Problem requirements
Copy every entry exactly.

(Records about charts and figures)
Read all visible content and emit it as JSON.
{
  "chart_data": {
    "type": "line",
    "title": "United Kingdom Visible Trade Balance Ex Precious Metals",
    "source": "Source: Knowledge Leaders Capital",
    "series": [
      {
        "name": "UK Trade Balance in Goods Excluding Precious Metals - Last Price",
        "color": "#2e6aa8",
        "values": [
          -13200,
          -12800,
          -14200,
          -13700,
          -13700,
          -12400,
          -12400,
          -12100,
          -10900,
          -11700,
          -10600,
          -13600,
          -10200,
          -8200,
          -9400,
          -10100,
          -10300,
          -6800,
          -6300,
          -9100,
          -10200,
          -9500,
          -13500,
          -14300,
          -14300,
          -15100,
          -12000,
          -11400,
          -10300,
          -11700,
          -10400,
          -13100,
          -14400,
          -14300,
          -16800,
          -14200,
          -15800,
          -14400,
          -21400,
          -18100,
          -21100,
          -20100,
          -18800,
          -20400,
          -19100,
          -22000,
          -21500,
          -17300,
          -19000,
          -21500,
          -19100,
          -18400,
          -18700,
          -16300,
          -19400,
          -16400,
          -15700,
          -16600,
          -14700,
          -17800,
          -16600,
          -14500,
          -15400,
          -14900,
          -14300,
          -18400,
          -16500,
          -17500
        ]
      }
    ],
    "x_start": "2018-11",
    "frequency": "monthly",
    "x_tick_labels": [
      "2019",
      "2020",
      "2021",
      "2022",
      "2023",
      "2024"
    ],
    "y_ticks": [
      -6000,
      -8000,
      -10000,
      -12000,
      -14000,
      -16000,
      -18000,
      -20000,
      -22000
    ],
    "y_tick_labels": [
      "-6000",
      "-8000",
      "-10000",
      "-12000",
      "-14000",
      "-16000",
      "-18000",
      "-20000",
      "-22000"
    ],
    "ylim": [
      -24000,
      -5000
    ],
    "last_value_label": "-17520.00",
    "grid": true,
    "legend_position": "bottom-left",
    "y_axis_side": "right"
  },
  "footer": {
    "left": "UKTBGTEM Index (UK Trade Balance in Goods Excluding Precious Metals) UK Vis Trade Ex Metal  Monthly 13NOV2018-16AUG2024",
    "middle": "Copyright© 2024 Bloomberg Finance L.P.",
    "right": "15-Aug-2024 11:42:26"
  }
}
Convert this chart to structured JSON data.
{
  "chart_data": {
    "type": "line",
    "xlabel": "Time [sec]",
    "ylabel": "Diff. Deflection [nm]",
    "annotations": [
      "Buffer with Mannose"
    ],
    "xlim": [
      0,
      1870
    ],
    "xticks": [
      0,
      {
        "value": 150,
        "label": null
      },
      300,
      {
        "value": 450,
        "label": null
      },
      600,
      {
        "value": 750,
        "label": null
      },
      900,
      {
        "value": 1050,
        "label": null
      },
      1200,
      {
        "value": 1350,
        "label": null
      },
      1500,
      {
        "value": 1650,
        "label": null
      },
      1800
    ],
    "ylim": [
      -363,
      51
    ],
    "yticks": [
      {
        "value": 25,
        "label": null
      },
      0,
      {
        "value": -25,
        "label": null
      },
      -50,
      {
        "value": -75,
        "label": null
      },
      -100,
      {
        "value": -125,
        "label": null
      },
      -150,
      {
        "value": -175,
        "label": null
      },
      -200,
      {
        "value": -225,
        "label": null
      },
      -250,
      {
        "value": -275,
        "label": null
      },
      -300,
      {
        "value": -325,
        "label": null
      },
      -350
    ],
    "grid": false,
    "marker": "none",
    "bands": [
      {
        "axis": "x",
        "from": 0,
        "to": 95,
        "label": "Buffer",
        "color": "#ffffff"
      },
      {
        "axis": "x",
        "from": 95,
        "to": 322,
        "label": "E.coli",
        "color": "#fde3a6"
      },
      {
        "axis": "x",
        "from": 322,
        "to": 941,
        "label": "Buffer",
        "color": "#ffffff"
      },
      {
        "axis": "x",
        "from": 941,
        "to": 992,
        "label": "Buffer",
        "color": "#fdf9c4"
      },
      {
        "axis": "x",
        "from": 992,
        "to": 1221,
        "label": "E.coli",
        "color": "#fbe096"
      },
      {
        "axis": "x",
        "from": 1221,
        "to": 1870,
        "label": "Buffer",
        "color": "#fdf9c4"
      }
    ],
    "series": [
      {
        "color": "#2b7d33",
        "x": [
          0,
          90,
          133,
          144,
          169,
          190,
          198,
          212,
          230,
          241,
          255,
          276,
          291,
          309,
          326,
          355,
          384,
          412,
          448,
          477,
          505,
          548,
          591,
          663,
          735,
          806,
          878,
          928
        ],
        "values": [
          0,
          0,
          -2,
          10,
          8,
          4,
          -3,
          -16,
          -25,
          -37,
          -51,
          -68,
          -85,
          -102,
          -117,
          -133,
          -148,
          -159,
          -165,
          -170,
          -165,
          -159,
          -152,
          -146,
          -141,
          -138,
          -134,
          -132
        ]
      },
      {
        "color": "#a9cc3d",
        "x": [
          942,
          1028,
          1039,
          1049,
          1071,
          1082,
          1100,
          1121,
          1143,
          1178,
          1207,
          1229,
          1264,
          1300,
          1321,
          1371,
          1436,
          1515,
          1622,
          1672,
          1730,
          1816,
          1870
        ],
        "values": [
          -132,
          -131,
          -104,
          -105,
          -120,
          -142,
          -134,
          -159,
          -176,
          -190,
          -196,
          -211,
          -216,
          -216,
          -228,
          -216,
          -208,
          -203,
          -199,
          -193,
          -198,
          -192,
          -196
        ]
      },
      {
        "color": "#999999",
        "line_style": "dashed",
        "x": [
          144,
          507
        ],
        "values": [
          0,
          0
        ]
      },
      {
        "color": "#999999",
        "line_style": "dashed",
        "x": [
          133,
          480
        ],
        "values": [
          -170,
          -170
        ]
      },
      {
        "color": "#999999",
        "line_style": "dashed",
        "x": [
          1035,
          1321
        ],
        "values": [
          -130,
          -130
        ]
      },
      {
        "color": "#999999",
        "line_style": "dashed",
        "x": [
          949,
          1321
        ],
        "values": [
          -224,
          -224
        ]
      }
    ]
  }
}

Answer to the exercise
Read all visible content and emit it as JSON.
{
  "chart_data": {
    "type": "line",
    "title": "United Kingdom Visible Trade Balance Ex Precious Metals",
    "source": "Source: Knowledge Leaders Capital",
    "series": [
      {
        "name": "UK Trade Balance in Goods Excluding Precious Metals - Last Price",
        "color": "#2e6aa8",
        "values": [
          -13200,
          -12800,
          -14200,
          -13700,
          -13700,
          -12400,
          -12400,
          -12100,
          -10900,
          -11700,
          -10600,
          -13600,
          -10200,
          -8200,
          -9400,
          -10100,
          -10300,
          -6800,
          -6300,
          -9100,
          -10200,
          -9500,
          -13500,
          -14300,
          -14300,
          -15100,
          -12000,
          -11400,
          -10300,
          -11700,
          -10400,
          -13100,
          -14400,
          -14300,
          -16800,
          -14200,
          -15800,
          -14400,
          -21400,
          -18100,
          -21100,
          -20100,
          -18800,
          -20400,
          -19100,
          -22000,
          -21500,
          -17300,
          -19000,
          -21500,
          -19100,
          -18400,
          -18700,
          -16300,
          -19400,
          -16400,
          -15700,
          -16600,
          -14700,
          -17800,
          -16600,
          -14500,
          -15400,
          -14900,
          -14300,
          -18400,
          -16500,
          -17500
        ]
      }
    ],
    "x_start": "2018-11",
    "frequency": "monthly",
    "x_tick_labels": [
      "2019",
      "2020",
      "2021",
      "2022",
      "2023",
      "2024"
    ],
    "y_ticks": [
      -6000,
      -8000,
      -10000,
      -12000,
      -14000,
      -16000,
      -18000,
      -20000,
      -22000
    ],
    "y_tick_labels": [
      "-6000",
      "-8000",
      "-10000",
      "-12000",
      "-14000",
      "-16000",
      "-18000",
      "-20000",
      "-22000"
    ],
    "ylim": [
      -24000,
      -5000
    ],
    "last_value_label": "-17520.00",
    "grid": true,
    "legend_position": "bottom-left",
    "y_axis_side": "right"
  },
  "footer": {
    "left": "UKTBGTEM Index (UK Trade Balance in Goods Excluding Precious Metals) UK Vis Trade Ex Metal  Monthly 13NOV2018-16AUG2024",
    "middle": "Copyright© 2024 Bloomberg Finance L.P.",
    "right": "15-Aug-2024 11:42:26"
  }
}
Convert this chart to structured JSON data.
{
  "chart_data": {
    "type": "line",
    "xlabel": "Time [sec]",
    "ylabel": "Diff. Deflection [nm]",
    "annotations": [
      "Buffer with Mannose"
    ],
    "xlim": [
      0,
      1870
    ],
    "xticks": [
      0,
      {
        "value": 150,
        "label": null
      },
      300,
      {
        "value": 450,
        "label": null
      },
      600,
      {
        "value": 750,
        "label": null
      },
      900,
      {
        "value": 1050,
        "label": null
      },
      1200,
      {
        "value": 1350,
        "label": null
      },
      1500,
      {
        "value": 1650,
        "label": null
      },
      1800
    ],
    "ylim": [
      -363,
      51
    ],
    "yticks": [
      {
        "value": 25,
        "label": null
      },
      0,
      {
        "value": -25,
        "label": null
      },
      -50,
      {
        "value": -75,
        "label": null
      },
      -100,
      {
        "value": -125,
        "label": null
      },
      -150,
      {
        "value": -175,
        "label": null
      },
      -200,
      {
        "value": -225,
        "label": null
      },
      -250,
      {
        "value": -275,
        "label": null
      },
      -300,
      {
        "value": -325,
        "label": null
      },
      -350
    ],
    "grid": false,
    "marker": "none",
    "bands": [
      {
        "axis": "x",
        "from": 0,
        "to": 95,
        "label": "Buffer",
        "color": "#ffffff"
      },
      {
        "axis": "x",
        "from": 95,
        "to": 322,
        "label": "E.coli",
        "color": "#fde3a6"
      },
      {
        "axis": "x",
        "from": 322,
        "to": 941,
        "label": "Buffer",
        "color": "#ffffff"
      },
      {
        "axis": "x",
        "from": 941,
        "to": 992,
        "label": "Buffer",
        "color": "#fdf9c4"
      },
      {
        "axis": "x",
        "from": 992,
        "to": 1221,
        "label": "E.coli",
        "color": "#fbe096"
      },
      {
        "axis": "x",
        "from": 1221,
        "to": 1870,
        "label": "Buffer",
        "color": "#fdf9c4"
      }
    ],
    "series": [
      {
        "color": "#2b7d33",
        "x": [
          0,
          90,
          133,
          144,
          169,
          190,
          198,
          212,
          230,
          241,
          255,
          276,
          291,
          309,
          326,
          355,
          384,
          412,
          448,
          477,
          505,
          548,
          591,
          663,
          735,
          806,
          878,
          928
        ],
        "values": [
          0,
          0,
          -2,
          10,
          8,
          4,
          -3,
          -16,
          -25,
          -37,
          -51,
          -68,
          -85,
          -102,
          -117,
          -133,
          -148,
          -159,
          -165,
          -170,
          -165,
          -159,
          -152,
          -146,
          -141,
          -138,
          -134,
          -132
        ]
      },
      {
        "color": "#a9cc3d",
        "x": [
          942,
          1028,
          1039,
          1049,
          1071,
          1082,
          1100,
          1121,
          1143,
          1178,
          1207,
          1229,
          1264,
          1300,
          1321,
          1371,
          1436,
          1515,
          1622,
          1672,
          1730,
          1816,
          1870
        ],
        "values": [
          -132,
          -131,
          -104,
          -105,
          -120,
          -142,
          -134,
          -159,
          -176,
          -190,
          -196,
          -211,
          -216,
          -216,
          -228,
          -216,
          -208,
          -203,
          -199,
          -193,
          -198,
          -192,
          -196
        ]
      },
      {
        "color": "#999999",
        "line_style": "dashed",
        "x": [
          144,
          507
        ],
        "values": [
          0,
          0
        ]
      },
      {
        "color": "#999999",
        "line_style": "dashed",
        "x": [
          133,
          480
        ],
        "values": [
          -170,
          -170
        ]
      },
      {
        "color": "#999999",
        "line_style": "dashed",
        "x": [
          1035,
          1321
        ],
        "values": [
          -130,
          -130
        ]
      },
      {
        "color": "#999999",
        "line_style": "dashed",
        "x": [
          949,
          1321
        ],
        "values": [
          -224,
          -224
        ]
      }
    ]
  }
}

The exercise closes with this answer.